Stored data
--*--

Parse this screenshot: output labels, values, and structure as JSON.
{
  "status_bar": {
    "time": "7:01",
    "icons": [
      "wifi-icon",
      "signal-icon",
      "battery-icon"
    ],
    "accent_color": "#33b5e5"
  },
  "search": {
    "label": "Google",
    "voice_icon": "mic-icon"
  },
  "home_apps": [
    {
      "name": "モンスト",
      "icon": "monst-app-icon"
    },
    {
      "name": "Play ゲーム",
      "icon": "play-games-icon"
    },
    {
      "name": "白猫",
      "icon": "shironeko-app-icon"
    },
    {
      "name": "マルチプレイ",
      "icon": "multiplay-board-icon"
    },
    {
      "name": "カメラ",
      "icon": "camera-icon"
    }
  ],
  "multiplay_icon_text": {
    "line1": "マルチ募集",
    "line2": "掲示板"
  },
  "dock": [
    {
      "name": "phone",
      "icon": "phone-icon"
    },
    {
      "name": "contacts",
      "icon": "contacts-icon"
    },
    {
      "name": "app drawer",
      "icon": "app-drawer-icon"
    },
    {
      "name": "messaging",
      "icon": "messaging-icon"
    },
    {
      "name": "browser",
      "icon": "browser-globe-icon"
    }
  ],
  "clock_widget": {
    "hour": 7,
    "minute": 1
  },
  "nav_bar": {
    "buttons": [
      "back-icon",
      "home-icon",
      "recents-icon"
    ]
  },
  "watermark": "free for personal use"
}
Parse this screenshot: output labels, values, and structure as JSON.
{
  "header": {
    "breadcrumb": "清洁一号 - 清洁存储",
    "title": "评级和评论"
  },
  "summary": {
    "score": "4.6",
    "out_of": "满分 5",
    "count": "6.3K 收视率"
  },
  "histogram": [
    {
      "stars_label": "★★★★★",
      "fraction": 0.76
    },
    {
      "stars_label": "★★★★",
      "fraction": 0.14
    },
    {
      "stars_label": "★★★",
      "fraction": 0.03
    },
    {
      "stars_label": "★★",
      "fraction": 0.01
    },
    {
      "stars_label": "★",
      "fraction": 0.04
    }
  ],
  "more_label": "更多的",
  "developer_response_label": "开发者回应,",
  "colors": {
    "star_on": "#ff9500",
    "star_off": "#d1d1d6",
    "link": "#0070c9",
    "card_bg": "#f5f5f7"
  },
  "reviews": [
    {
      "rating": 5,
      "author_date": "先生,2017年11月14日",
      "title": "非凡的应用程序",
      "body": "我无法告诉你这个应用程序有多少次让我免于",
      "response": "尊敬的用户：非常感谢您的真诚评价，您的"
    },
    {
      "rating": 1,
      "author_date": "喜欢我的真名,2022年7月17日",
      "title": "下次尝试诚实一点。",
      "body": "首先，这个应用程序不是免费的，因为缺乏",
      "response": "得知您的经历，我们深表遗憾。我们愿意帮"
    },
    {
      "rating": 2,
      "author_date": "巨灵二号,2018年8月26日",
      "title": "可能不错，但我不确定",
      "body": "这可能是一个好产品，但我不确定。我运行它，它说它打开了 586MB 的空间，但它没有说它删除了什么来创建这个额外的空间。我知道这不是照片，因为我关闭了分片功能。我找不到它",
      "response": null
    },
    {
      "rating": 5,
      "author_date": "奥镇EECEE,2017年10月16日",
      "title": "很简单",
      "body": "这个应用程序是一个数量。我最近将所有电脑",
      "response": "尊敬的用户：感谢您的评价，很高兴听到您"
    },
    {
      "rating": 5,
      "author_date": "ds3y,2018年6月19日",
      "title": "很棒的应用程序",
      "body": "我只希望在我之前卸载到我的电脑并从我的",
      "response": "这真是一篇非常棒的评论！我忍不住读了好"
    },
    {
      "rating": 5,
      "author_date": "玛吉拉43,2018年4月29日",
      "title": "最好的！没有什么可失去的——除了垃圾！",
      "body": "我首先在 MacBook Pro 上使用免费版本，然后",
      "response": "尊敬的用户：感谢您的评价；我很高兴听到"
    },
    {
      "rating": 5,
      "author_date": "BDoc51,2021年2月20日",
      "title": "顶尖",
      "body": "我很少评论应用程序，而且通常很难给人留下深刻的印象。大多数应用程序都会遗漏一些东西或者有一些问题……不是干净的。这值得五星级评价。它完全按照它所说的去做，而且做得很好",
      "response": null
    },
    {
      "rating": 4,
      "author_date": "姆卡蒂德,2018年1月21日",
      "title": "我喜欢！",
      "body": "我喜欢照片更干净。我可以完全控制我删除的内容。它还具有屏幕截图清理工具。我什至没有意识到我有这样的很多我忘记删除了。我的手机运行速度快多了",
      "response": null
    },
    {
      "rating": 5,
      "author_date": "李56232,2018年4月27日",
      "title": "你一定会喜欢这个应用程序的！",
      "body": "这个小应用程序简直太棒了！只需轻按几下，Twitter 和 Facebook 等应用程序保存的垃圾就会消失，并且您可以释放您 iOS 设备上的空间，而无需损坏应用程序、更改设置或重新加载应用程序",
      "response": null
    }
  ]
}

--*--

**What you need to do:**
Tally the lines of the data that contain the string "title" and report the total alone.

**Problem solution:**
10